Stated problem:
Pull out every line of the listing below where "JSON" appears.
** START OF Data provided **
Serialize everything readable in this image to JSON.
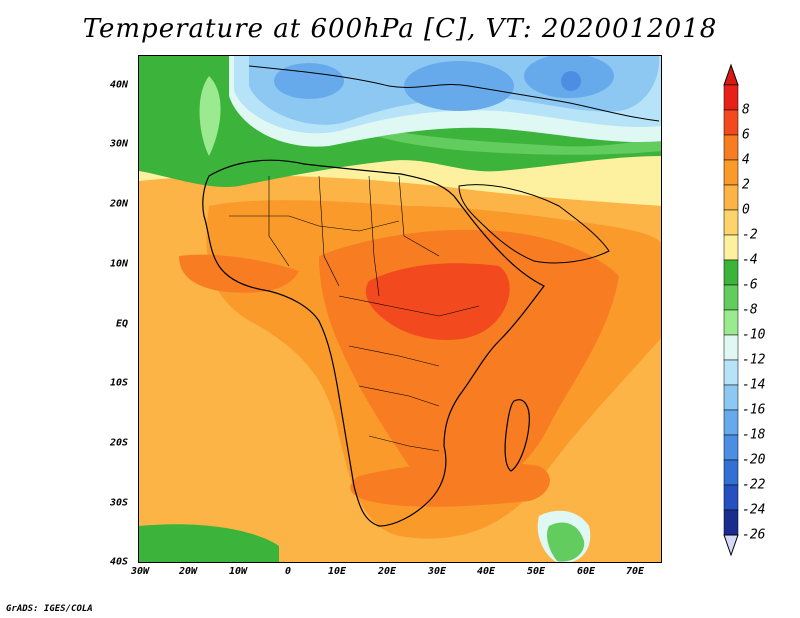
{
  "title": "Temperature at 600hPa [C], VT: 2020012018",
  "credit": "GrADS: IGES/COLA",
  "lat_labels": [
    "40N",
    "30N",
    "20N",
    "10N",
    "EQ",
    "10S",
    "20S",
    "30S",
    "40S"
  ],
  "lon_labels": [
    "30W",
    "20W",
    "10W",
    "0",
    "10E",
    "20E",
    "30E",
    "40E",
    "50E",
    "60E",
    "70E"
  ],
  "colorbar": {
    "labels": [
      "8",
      "6",
      "4",
      "2",
      "0",
      "-2",
      "-4",
      "-6",
      "-8",
      "-10",
      "-12",
      "-14",
      "-16",
      "-18",
      "-20",
      "-22",
      "-24",
      "-26"
    ],
    "colors": [
      "#e8201a",
      "#f24a1e",
      "#f87c22",
      "#fa9a2a",
      "#fbb445",
      "#fcd46c",
      "#fdf1a0",
      "#3cb43c",
      "#62cd5e",
      "#9bea8f",
      "#e0f8f4",
      "#b6e3f7",
      "#8cc8f2",
      "#67aaec",
      "#4c8ee2",
      "#3370d5",
      "#2450c0",
      "#1a2d8e"
    ],
    "over_color": "#d91a14",
    "under_color": "#d6d8f8"
  },
  "map_colors": {
    "ocean_warm": "#fbb445",
    "land_warm": "#fa9a2a",
    "hot": "#f87c22",
    "hottest": "#f24a1e",
    "mild": "#fcd46c",
    "cool": "#fdf1a0",
    "green": "#3cb43c",
    "light_green": "#62cd5e",
    "pale_green": "#9bea8f",
    "cyan": "#e0f8f4",
    "light_blue": "#b6e3f7",
    "blue": "#8cc8f2",
    "mid_blue": "#67aaec",
    "deep_blue": "#4c8ee2",
    "darker_blue": "#3370d5"
  }
}
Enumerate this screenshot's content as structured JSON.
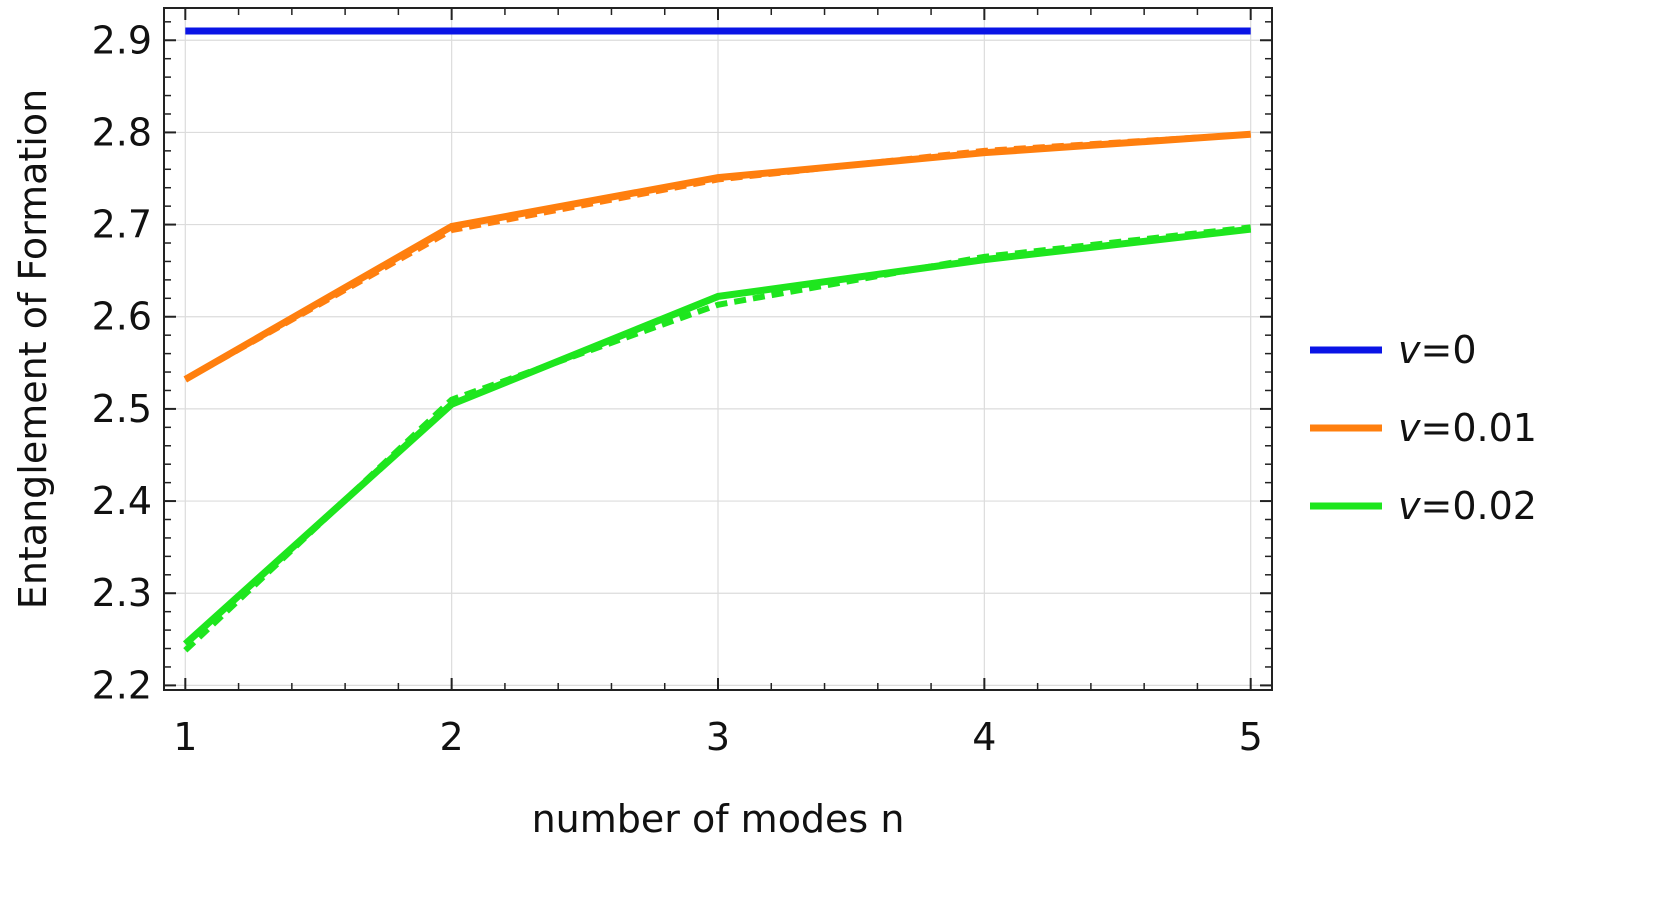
{
  "chart_data": {
    "type": "line",
    "title": "",
    "xlabel": "number of modes n",
    "ylabel": "Entanglement of Formation",
    "x": [
      1,
      2,
      3,
      4,
      5
    ],
    "xlim": [
      0.92,
      5.08
    ],
    "ylim": [
      2.195,
      2.935
    ],
    "xticks": [
      1,
      2,
      3,
      4,
      5
    ],
    "yticks": [
      2.2,
      2.3,
      2.4,
      2.5,
      2.6,
      2.7,
      2.8,
      2.9
    ],
    "ytick_labels": [
      "2.2",
      "2.3",
      "2.4",
      "2.5",
      "2.6",
      "2.7",
      "2.8",
      "2.9"
    ],
    "grid": true,
    "legend_position": "right",
    "series": [
      {
        "name": "v=0",
        "style": "solid",
        "color": "#0a14e6",
        "values": [
          2.91,
          2.91,
          2.91,
          2.91,
          2.91
        ]
      },
      {
        "name": "v=0.01",
        "style": "solid",
        "color": "#ff7f0e",
        "values": [
          2.532,
          2.698,
          2.751,
          2.778,
          2.798
        ]
      },
      {
        "name": "v=0.01",
        "style": "dashed",
        "color": "#ff7f0e",
        "values": [
          2.532,
          2.694,
          2.749,
          2.78,
          2.798
        ]
      },
      {
        "name": "v=0.02",
        "style": "solid",
        "color": "#1ee61e",
        "values": [
          2.245,
          2.505,
          2.622,
          2.662,
          2.695
        ]
      },
      {
        "name": "v=0.02",
        "style": "dashed",
        "color": "#1ee61e",
        "values": [
          2.238,
          2.51,
          2.613,
          2.665,
          2.697
        ]
      }
    ],
    "legend": [
      {
        "label": "=0",
        "symbol": "v",
        "color": "#0a14e6"
      },
      {
        "label": "=0.01",
        "symbol": "v",
        "color": "#ff7f0e"
      },
      {
        "label": "=0.02",
        "symbol": "v",
        "color": "#1ee61e"
      }
    ]
  }
}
** END OF Data provided **
Complete output:
Serialize everything readable in this image to JSON.
Enumerate this screenshot's content as structured JSON.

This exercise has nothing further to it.